## Do this
Copy out the records in full, word for word, without pictures.
<<<<
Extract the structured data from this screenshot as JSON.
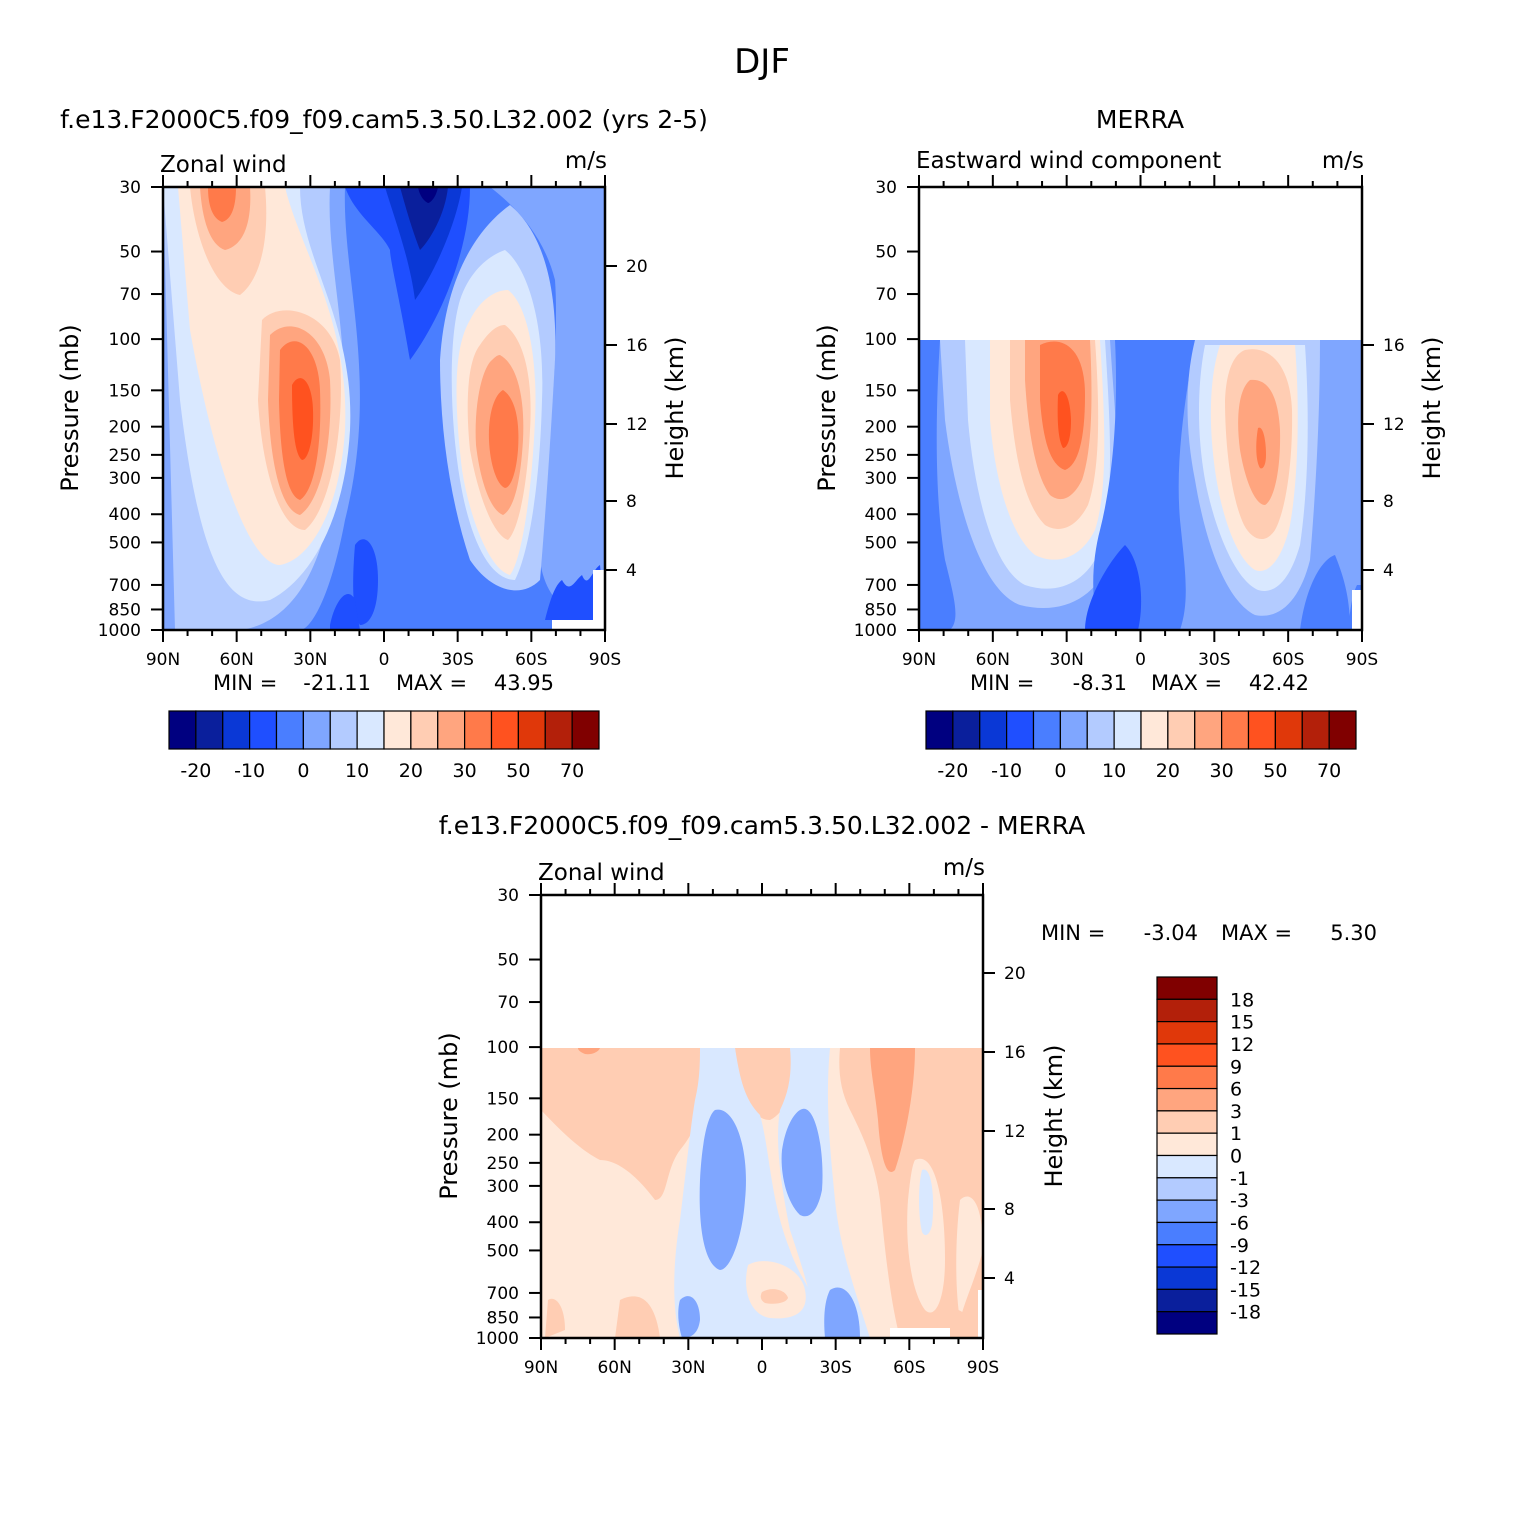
{
  "figure": {
    "title": "DJF"
  },
  "ticks": {
    "pressure": [
      "30",
      "50",
      "70",
      "100",
      "150",
      "200",
      "250",
      "300",
      "400",
      "500",
      "700",
      "850",
      "1000"
    ],
    "latitude": [
      "90N",
      "60N",
      "30N",
      "0",
      "30S",
      "60S",
      "90S"
    ]
  },
  "colors": {
    "full": [
      "#000080",
      "#0a1f9c",
      "#0a38d6",
      "#1f4fff",
      "#4a7eff",
      "#7fa6ff",
      "#b3cbff",
      "#d9e8ff",
      "#ffe8d9",
      "#ffcdb3",
      "#ffa57f",
      "#ff7a4a",
      "#ff521f",
      "#e0380a",
      "#b3200a",
      "#800000"
    ],
    "diff": [
      "#000080",
      "#0a1f9c",
      "#0a38d6",
      "#1f4fff",
      "#4a7eff",
      "#7fa6ff",
      "#b3cbff",
      "#d9e8ff",
      "#ffe8d9",
      "#ffcdb3",
      "#ffa57f",
      "#ff7a4a",
      "#ff521f",
      "#e0380a",
      "#b3200a",
      "#800000"
    ]
  },
  "panels": [
    {
      "title": "f.e13.F2000C5.f09_f09.cam5.3.50.L32.002 (yrs 2-5)",
      "left_label": "Zonal wind",
      "units": "m/s",
      "ylabel": "Pressure (mb)",
      "ylabel2": "Height (km)",
      "height_ticks": [
        "20",
        "16",
        "12",
        "8",
        "4"
      ],
      "min_max": {
        "min_label": "MIN =",
        "min": "-21.11",
        "max_label": "MAX =",
        "max": "43.95"
      },
      "colorbar_labels": [
        "-20",
        "-10",
        "0",
        "10",
        "20",
        "30",
        "50",
        "70"
      ]
    },
    {
      "title": "MERRA",
      "left_label": "Eastward wind component",
      "units": "m/s",
      "ylabel": "Pressure (mb)",
      "ylabel2": "Height (km)",
      "height_ticks": [
        "16",
        "12",
        "8",
        "4"
      ],
      "min_max": {
        "min_label": "MIN =",
        "min": "-8.31",
        "max_label": "MAX =",
        "max": "42.42"
      },
      "colorbar_labels": [
        "-20",
        "-10",
        "0",
        "10",
        "20",
        "30",
        "50",
        "70"
      ]
    },
    {
      "title": "f.e13.F2000C5.f09_f09.cam5.3.50.L32.002 - MERRA",
      "left_label": "Zonal wind",
      "units": "m/s",
      "ylabel": "Pressure (mb)",
      "ylabel2": "Height (km)",
      "height_ticks": [
        "20",
        "16",
        "12",
        "8",
        "4"
      ],
      "min_max": {
        "min_label": "MIN =",
        "min": "-3.04",
        "max_label": "MAX =",
        "max": "5.30"
      },
      "colorbar_labels": [
        "18",
        "15",
        "12",
        "9",
        "6",
        "3",
        "1",
        "0",
        "-1",
        "-3",
        "-6",
        "-9",
        "-12",
        "-15",
        "-18"
      ]
    }
  ],
  "chart_data": [
    {
      "type": "heatmap",
      "title": "f.e13.F2000C5.f09_f09.cam5.3.50.L32.002 (yrs 2-5)",
      "variable": "Zonal wind",
      "units": "m/s",
      "xlabel": "",
      "ylabel": "Pressure (mb)",
      "ylabel_right": "Height (km)",
      "x_ticks": [
        "90N",
        "60N",
        "30N",
        "0",
        "30S",
        "60S",
        "90S"
      ],
      "y_ticks": [
        30,
        50,
        70,
        100,
        150,
        200,
        250,
        300,
        400,
        500,
        700,
        850,
        1000
      ],
      "y_scale": "log",
      "ylim": [
        1000,
        30
      ],
      "levels": [
        -25,
        -20,
        -15,
        -10,
        -5,
        0,
        5,
        10,
        15,
        20,
        25,
        30,
        40,
        50,
        60,
        70,
        80
      ],
      "min": -21.11,
      "max": 43.95,
      "features": [
        {
          "lat": 30,
          "p": 200,
          "value": 43,
          "kind": "max"
        },
        {
          "lat": -45,
          "p": 200,
          "value": 38,
          "kind": "max"
        },
        {
          "lat": -15,
          "p": 30,
          "value": -21,
          "kind": "min"
        },
        {
          "lat": 70,
          "p": 30,
          "value": 28,
          "kind": "max"
        }
      ]
    },
    {
      "type": "heatmap",
      "title": "MERRA",
      "variable": "Eastward wind component",
      "units": "m/s",
      "xlabel": "",
      "ylabel": "Pressure (mb)",
      "ylabel_right": "Height (km)",
      "x_ticks": [
        "90N",
        "60N",
        "30N",
        "0",
        "30S",
        "60S",
        "90S"
      ],
      "y_ticks": [
        30,
        50,
        70,
        100,
        150,
        200,
        250,
        300,
        400,
        500,
        700,
        850,
        1000
      ],
      "y_scale": "log",
      "ylim": [
        1000,
        30
      ],
      "data_top_p": 100,
      "levels": [
        -25,
        -20,
        -15,
        -10,
        -5,
        0,
        5,
        10,
        15,
        20,
        25,
        30,
        40,
        50,
        60,
        70,
        80
      ],
      "min": -8.31,
      "max": 42.42,
      "features": [
        {
          "lat": 30,
          "p": 200,
          "value": 42,
          "kind": "max"
        },
        {
          "lat": -48,
          "p": 250,
          "value": 36,
          "kind": "max"
        }
      ]
    },
    {
      "type": "heatmap",
      "title": "f.e13.F2000C5.f09_f09.cam5.3.50.L32.002 - MERRA",
      "variable": "Zonal wind",
      "units": "m/s",
      "xlabel": "",
      "ylabel": "Pressure (mb)",
      "ylabel_right": "Height (km)",
      "x_ticks": [
        "90N",
        "60N",
        "30N",
        "0",
        "30S",
        "60S",
        "90S"
      ],
      "y_ticks": [
        30,
        50,
        70,
        100,
        150,
        200,
        250,
        300,
        400,
        500,
        700,
        850,
        1000
      ],
      "y_scale": "log",
      "ylim": [
        1000,
        30
      ],
      "data_top_p": 100,
      "levels": [
        -18,
        -15,
        -12,
        -9,
        -6,
        -3,
        -1,
        0,
        1,
        3,
        6,
        9,
        12,
        15,
        18
      ],
      "min": -3.04,
      "max": 5.3
    }
  ]
}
>>>>
## Task result
Extract the structured data from this screenshot as JSON.
{
  "figure": {
    "title": "DJF"
  },
  "ticks": {
    "pressure": [
      "30",
      "50",
      "70",
      "100",
      "150",
      "200",
      "250",
      "300",
      "400",
      "500",
      "700",
      "850",
      "1000"
    ],
    "latitude": [
      "90N",
      "60N",
      "30N",
      "0",
      "30S",
      "60S",
      "90S"
    ]
  },
  "colors": {
    "full": [
      "#000080",
      "#0a1f9c",
      "#0a38d6",
      "#1f4fff",
      "#4a7eff",
      "#7fa6ff",
      "#b3cbff",
      "#d9e8ff",
      "#ffe8d9",
      "#ffcdb3",
      "#ffa57f",
      "#ff7a4a",
      "#ff521f",
      "#e0380a",
      "#b3200a",
      "#800000"
    ],
    "diff": [
      "#000080",
      "#0a1f9c",
      "#0a38d6",
      "#1f4fff",
      "#4a7eff",
      "#7fa6ff",
      "#b3cbff",
      "#d9e8ff",
      "#ffe8d9",
      "#ffcdb3",
      "#ffa57f",
      "#ff7a4a",
      "#ff521f",
      "#e0380a",
      "#b3200a",
      "#800000"
    ]
  },
  "panels": [
    {
      "title": "f.e13.F2000C5.f09_f09.cam5.3.50.L32.002 (yrs 2-5)",
      "left_label": "Zonal wind",
      "units": "m/s",
      "ylabel": "Pressure (mb)",
      "ylabel2": "Height (km)",
      "height_ticks": [
        "20",
        "16",
        "12",
        "8",
        "4"
      ],
      "min_max": {
        "min_label": "MIN =",
        "min": "-21.11",
        "max_label": "MAX =",
        "max": "43.95"
      },
      "colorbar_labels": [
        "-20",
        "-10",
        "0",
        "10",
        "20",
        "30",
        "50",
        "70"
      ]
    },
    {
      "title": "MERRA",
      "left_label": "Eastward wind component",
      "units": "m/s",
      "ylabel": "Pressure (mb)",
      "ylabel2": "Height (km)",
      "height_ticks": [
        "16",
        "12",
        "8",
        "4"
      ],
      "min_max": {
        "min_label": "MIN =",
        "min": "-8.31",
        "max_label": "MAX =",
        "max": "42.42"
      },
      "colorbar_labels": [
        "-20",
        "-10",
        "0",
        "10",
        "20",
        "30",
        "50",
        "70"
      ]
    },
    {
      "title": "f.e13.F2000C5.f09_f09.cam5.3.50.L32.002 - MERRA",
      "left_label": "Zonal wind",
      "units": "m/s",
      "ylabel": "Pressure (mb)",
      "ylabel2": "Height (km)",
      "height_ticks": [
        "20",
        "16",
        "12",
        "8",
        "4"
      ],
      "min_max": {
        "min_label": "MIN =",
        "min": "-3.04",
        "max_label": "MAX =",
        "max": "5.30"
      },
      "colorbar_labels": [
        "18",
        "15",
        "12",
        "9",
        "6",
        "3",
        "1",
        "0",
        "-1",
        "-3",
        "-6",
        "-9",
        "-12",
        "-15",
        "-18"
      ]
    }
  ],
  "chart_data": [
    {
      "type": "heatmap",
      "title": "f.e13.F2000C5.f09_f09.cam5.3.50.L32.002 (yrs 2-5)",
      "variable": "Zonal wind",
      "units": "m/s",
      "xlabel": "",
      "ylabel": "Pressure (mb)",
      "ylabel_right": "Height (km)",
      "x_ticks": [
        "90N",
        "60N",
        "30N",
        "0",
        "30S",
        "60S",
        "90S"
      ],
      "y_ticks": [
        30,
        50,
        70,
        100,
        150,
        200,
        250,
        300,
        400,
        500,
        700,
        850,
        1000
      ],
      "y_scale": "log",
      "ylim": [
        1000,
        30
      ],
      "levels": [
        -25,
        -20,
        -15,
        -10,
        -5,
        0,
        5,
        10,
        15,
        20,
        25,
        30,
        40,
        50,
        60,
        70,
        80
      ],
      "min": -21.11,
      "max": 43.95,
      "features": [
        {
          "lat": 30,
          "p": 200,
          "value": 43,
          "kind": "max"
        },
        {
          "lat": -45,
          "p": 200,
          "value": 38,
          "kind": "max"
        },
        {
          "lat": -15,
          "p": 30,
          "value": -21,
          "kind": "min"
        },
        {
          "lat": 70,
          "p": 30,
          "value": 28,
          "kind": "max"
        }
      ]
    },
    {
      "type": "heatmap",
      "title": "MERRA",
      "variable": "Eastward wind component",
      "units": "m/s",
      "xlabel": "",
      "ylabel": "Pressure (mb)",
      "ylabel_right": "Height (km)",
      "x_ticks": [
        "90N",
        "60N",
        "30N",
        "0",
        "30S",
        "60S",
        "90S"
      ],
      "y_ticks": [
        30,
        50,
        70,
        100,
        150,
        200,
        250,
        300,
        400,
        500,
        700,
        850,
        1000
      ],
      "y_scale": "log",
      "ylim": [
        1000,
        30
      ],
      "data_top_p": 100,
      "levels": [
        -25,
        -20,
        -15,
        -10,
        -5,
        0,
        5,
        10,
        15,
        20,
        25,
        30,
        40,
        50,
        60,
        70,
        80
      ],
      "min": -8.31,
      "max": 42.42,
      "features": [
        {
          "lat": 30,
          "p": 200,
          "value": 42,
          "kind": "max"
        },
        {
          "lat": -48,
          "p": 250,
          "value": 36,
          "kind": "max"
        }
      ]
    },
    {
      "type": "heatmap",
      "title": "f.e13.F2000C5.f09_f09.cam5.3.50.L32.002 - MERRA",
      "variable": "Zonal wind",
      "units": "m/s",
      "xlabel": "",
      "ylabel": "Pressure (mb)",
      "ylabel_right": "Height (km)",
      "x_ticks": [
        "90N",
        "60N",
        "30N",
        "0",
        "30S",
        "60S",
        "90S"
      ],
      "y_ticks": [
        30,
        50,
        70,
        100,
        150,
        200,
        250,
        300,
        400,
        500,
        700,
        850,
        1000
      ],
      "y_scale": "log",
      "ylim": [
        1000,
        30
      ],
      "data_top_p": 100,
      "levels": [
        -18,
        -15,
        -12,
        -9,
        -6,
        -3,
        -1,
        0,
        1,
        3,
        6,
        9,
        12,
        15,
        18
      ],
      "min": -3.04,
      "max": 5.3
    }
  ]
}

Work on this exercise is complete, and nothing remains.